** Actions to take **
1. In the passage on nursing board complaints, list the factors named in the sentence that begins "Other factors are".
2. Decide whether each statement below agrees with the passage on nursing board complaints. Answer yes or no, and quote the words of the passage that decide it.
(a) The investigation takes an average of 1 year.
(b) The complaint is disclosed to the public while the investigation is underway.
(c) The preponderance of evidence is the highest level of burden.
3. Continue the passage on nursing board complaints from the point where it stops.

** Passage to read **
There should also be sufficient information on the identity of the nurse or if she is actually a nurse over whom the Board has jurisdiction. If the issue is within the Board's authority, evidence is gathered and interviewed conducted. The investigation process varies according to the seriousness of the allegation and the timeliness of the complaint. This process may include obtaining additional documents or information from the complainant, the nurse's written response to the complaint, and full investigation. This last phase can include site visits and interviews with witnesses ((NCSBN).
When sufficient information has been obtained, the proceedings start. These consist of giving the nurse the chance to respond to the complaint against her and to give her side (NCSBN, 2012; Hudspeth, 2009). If the Board decides that disciplinary action is warranted, it decides on what type of action to take. Aspects often considered are the level of risk, suspension of the nurse and mitigating or aggravating factors. Every jurisdiction has its own process. In many jurisdictions, the case is assigned to a BON investigator.
The investigation takes an average of 1 year or sometimes longer in jurisdictions with larger volumes of complaints to deal with. Other factors are the complexity of the investigation, the level of public risk, the availability of witnesses, and if the NP has a legal counsel. No public disclosure of the complaint is made during the investigation to protect the nurse's rights (Hudspeth, NCSBN). During the investigation, the Board is guided by two considerations (Hudspeth, 2009). The NP's standard of practice is compared with the accepted standard.
And the Board must protect the NP's rights under the U.S. Constitution to due process and assure that she is not wrongly or unjustly deprived of her license and the public of care. The level of evidence and the standard of proof are the criteria. The lowest level of burden is the preponderance of evidence, which requires a 51% likelihood of the violation as having occurred. The intermediate level burden requires it to be clear and convincing to justify the removal of one's professional license.

** Given entries **

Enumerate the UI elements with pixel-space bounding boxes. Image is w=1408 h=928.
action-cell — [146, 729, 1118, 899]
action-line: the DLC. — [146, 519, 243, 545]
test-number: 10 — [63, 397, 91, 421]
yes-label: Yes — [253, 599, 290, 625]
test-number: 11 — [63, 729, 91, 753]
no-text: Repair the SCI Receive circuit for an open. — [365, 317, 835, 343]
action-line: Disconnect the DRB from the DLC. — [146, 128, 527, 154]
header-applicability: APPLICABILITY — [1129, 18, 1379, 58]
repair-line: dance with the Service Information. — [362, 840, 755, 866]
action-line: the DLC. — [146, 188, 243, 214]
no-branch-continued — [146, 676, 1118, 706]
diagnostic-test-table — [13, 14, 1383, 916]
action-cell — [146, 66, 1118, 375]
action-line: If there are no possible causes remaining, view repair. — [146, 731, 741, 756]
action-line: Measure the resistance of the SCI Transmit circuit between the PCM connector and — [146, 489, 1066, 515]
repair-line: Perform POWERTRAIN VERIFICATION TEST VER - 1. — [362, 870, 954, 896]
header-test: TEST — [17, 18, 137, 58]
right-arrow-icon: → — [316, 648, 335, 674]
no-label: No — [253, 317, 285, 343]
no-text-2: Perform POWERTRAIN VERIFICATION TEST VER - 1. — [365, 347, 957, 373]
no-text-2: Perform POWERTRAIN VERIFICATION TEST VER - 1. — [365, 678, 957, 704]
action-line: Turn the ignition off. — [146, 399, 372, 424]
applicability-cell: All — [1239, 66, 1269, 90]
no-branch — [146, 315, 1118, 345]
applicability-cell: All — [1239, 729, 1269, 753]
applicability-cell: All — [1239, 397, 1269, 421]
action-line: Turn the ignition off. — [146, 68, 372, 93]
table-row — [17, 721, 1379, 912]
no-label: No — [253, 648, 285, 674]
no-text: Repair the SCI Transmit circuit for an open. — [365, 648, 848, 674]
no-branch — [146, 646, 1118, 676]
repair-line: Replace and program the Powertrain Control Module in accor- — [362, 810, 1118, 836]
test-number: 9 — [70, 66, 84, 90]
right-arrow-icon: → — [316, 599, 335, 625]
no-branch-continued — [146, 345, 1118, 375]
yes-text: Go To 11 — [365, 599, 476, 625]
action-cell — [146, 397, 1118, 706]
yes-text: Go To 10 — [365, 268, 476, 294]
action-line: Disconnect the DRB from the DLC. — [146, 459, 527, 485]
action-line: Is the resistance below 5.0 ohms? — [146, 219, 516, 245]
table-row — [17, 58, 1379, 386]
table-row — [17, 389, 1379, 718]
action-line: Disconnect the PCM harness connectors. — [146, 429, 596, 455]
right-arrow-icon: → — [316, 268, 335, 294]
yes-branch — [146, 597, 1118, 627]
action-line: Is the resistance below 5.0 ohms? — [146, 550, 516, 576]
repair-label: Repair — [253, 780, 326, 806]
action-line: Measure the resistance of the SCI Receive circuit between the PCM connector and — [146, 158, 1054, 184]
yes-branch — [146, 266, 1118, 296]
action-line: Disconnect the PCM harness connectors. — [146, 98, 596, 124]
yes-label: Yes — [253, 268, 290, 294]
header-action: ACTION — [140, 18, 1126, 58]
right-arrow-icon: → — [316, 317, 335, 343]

** Set of answers **
1.
- The complexity of the investigation
- The level of public risk
- The availability of witnesses
- Whether the NP has a legal counsel

2.
(a) Yes: "The investigation takes an average of 1 year"
(b) No: "No public disclosure of the complaint is made during the investigation"
(c) No: "The lowest level of burden is the preponderance of evidence"

3.
And the highest level of evidence is the "beyond reasonable doubt" concept, which requires a 90% likelihood of the violation occurring. Most NP violations are tackled at the lower or intermediate level where the resolution does not have monetary value but requires less than a life-and-death consideration (Hudspeth). Complaint Resolution A complaint can be dismissed on certain grounds (Hudspeth, 2009). It may be for lack of merit, insufficiency of evidence, legal technicality or breach of due process.
When BON decides it has merit, it is transmitted to a disciplinary review body or the BON attorney. There are a number of ways of resolving the complaint. The attorney and the BON staff may negotiate a settlement with the defendant nurse. If it is acceptable to her, it is endorsed or rejected by the BON and then made final. A second option is bringing the complaint to a disciplinary body or a judicial hearing officer endorsed or rejected by the BON.
The third option is common in smaller and rural jurisdictions, which have fewer cases of this kind (Hudspeth). Disciplinary Action The disciplinary action may be a letter of caution, a letter of reprimand, restriction, probation, suspension of license, revoking of license and.